=== Input material ===
━━━━━━━━━━━━━━━━

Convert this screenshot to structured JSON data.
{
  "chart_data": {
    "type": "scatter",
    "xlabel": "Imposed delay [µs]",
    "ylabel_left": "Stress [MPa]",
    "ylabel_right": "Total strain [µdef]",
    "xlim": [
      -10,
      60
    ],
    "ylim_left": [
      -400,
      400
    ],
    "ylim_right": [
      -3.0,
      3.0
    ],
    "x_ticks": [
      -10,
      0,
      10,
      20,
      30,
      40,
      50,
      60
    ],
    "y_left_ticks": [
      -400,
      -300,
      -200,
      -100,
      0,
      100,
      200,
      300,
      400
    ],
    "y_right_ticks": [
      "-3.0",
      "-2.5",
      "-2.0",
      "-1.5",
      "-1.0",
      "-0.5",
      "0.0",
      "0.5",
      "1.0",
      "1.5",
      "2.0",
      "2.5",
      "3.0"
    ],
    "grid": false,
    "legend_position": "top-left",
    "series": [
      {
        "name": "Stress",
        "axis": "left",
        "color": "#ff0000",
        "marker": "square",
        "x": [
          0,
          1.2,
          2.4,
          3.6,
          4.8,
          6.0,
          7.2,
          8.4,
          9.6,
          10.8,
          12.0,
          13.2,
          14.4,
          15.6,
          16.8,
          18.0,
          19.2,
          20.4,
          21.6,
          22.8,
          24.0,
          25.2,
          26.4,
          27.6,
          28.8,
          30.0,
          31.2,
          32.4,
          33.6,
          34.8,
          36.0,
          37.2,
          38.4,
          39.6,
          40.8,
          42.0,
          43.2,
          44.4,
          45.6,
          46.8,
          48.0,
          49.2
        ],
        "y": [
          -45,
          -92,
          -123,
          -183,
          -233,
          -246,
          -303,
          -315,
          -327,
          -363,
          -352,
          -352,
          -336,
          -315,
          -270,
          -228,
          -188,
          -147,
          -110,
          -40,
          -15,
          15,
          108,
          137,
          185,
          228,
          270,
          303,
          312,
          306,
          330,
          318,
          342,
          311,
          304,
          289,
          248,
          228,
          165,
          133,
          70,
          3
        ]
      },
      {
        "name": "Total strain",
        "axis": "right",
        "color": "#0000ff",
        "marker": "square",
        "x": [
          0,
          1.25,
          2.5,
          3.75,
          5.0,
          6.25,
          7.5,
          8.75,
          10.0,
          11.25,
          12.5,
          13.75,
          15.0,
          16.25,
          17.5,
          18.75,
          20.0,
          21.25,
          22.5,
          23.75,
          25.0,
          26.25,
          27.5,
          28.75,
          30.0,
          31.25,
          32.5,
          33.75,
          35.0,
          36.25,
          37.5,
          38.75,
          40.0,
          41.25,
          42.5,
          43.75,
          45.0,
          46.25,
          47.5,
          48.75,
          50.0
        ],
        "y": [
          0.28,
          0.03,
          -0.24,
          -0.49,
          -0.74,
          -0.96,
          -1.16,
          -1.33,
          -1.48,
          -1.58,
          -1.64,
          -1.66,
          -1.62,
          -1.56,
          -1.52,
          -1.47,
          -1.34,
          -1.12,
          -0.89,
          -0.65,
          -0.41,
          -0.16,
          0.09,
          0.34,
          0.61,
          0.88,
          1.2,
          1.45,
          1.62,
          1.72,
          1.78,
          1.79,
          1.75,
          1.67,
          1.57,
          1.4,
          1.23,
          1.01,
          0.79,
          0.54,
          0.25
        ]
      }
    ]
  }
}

━━━━━━━━━━━━━━━━

=== Task requirements ===
Write the data out again in full and exactly.

=== Complete answer ===
Convert this screenshot to structured JSON data.
{
  "chart_data": {
    "type": "scatter",
    "xlabel": "Imposed delay [µs]",
    "ylabel_left": "Stress [MPa]",
    "ylabel_right": "Total strain [µdef]",
    "xlim": [
      -10,
      60
    ],
    "ylim_left": [
      -400,
      400
    ],
    "ylim_right": [
      -3.0,
      3.0
    ],
    "x_ticks": [
      -10,
      0,
      10,
      20,
      30,
      40,
      50,
      60
    ],
    "y_left_ticks": [
      -400,
      -300,
      -200,
      -100,
      0,
      100,
      200,
      300,
      400
    ],
    "y_right_ticks": [
      "-3.0",
      "-2.5",
      "-2.0",
      "-1.5",
      "-1.0",
      "-0.5",
      "0.0",
      "0.5",
      "1.0",
      "1.5",
      "2.0",
      "2.5",
      "3.0"
    ],
    "grid": false,
    "legend_position": "top-left",
    "series": [
      {
        "name": "Stress",
        "axis": "left",
        "color": "#ff0000",
        "marker": "square",
        "x": [
          0,
          1.2,
          2.4,
          3.6,
          4.8,
          6.0,
          7.2,
          8.4,
          9.6,
          10.8,
          12.0,
          13.2,
          14.4,
          15.6,
          16.8,
          18.0,
          19.2,
          20.4,
          21.6,
          22.8,
          24.0,
          25.2,
          26.4,
          27.6,
          28.8,
          30.0,
          31.2,
          32.4,
          33.6,
          34.8,
          36.0,
          37.2,
          38.4,
          39.6,
          40.8,
          42.0,
          43.2,
          44.4,
          45.6,
          46.8,
          48.0,
          49.2
        ],
        "y": [
          -45,
          -92,
          -123,
          -183,
          -233,
          -246,
          -303,
          -315,
          -327,
          -363,
          -352,
          -352,
          -336,
          -315,
          -270,
          -228,
          -188,
          -147,
          -110,
          -40,
          -15,
          15,
          108,
          137,
          185,
          228,
          270,
          303,
          312,
          306,
          330,
          318,
          342,
          311,
          304,
          289,
          248,
          228,
          165,
          133,
          70,
          3
        ]
      },
      {
        "name": "Total strain",
        "axis": "right",
        "color": "#0000ff",
        "marker": "square",
        "x": [
          0,
          1.25,
          2.5,
          3.75,
          5.0,
          6.25,
          7.5,
          8.75,
          10.0,
          11.25,
          12.5,
          13.75,
          15.0,
          16.25,
          17.5,
          18.75,
          20.0,
          21.25,
          22.5,
          23.75,
          25.0,
          26.25,
          27.5,
          28.75,
          30.0,
          31.25,
          32.5,
          33.75,
          35.0,
          36.25,
          37.5,
          38.75,
          40.0,
          41.25,
          42.5,
          43.75,
          45.0,
          46.25,
          47.5,
          48.75,
          50.0
        ],
        "y": [
          0.28,
          0.03,
          -0.24,
          -0.49,
          -0.74,
          -0.96,
          -1.16,
          -1.33,
          -1.48,
          -1.58,
          -1.64,
          -1.66,
          -1.62,
          -1.56,
          -1.52,
          -1.47,
          -1.34,
          -1.12,
          -0.89,
          -0.65,
          -0.41,
          -0.16,
          0.09,
          0.34,
          0.61,
          0.88,
          1.2,
          1.45,
          1.62,
          1.72,
          1.78,
          1.79,
          1.75,
          1.67,
          1.57,
          1.4,
          1.23,
          1.01,
          0.79,
          0.54,
          0.25
        ]
      }
    ]
  }
}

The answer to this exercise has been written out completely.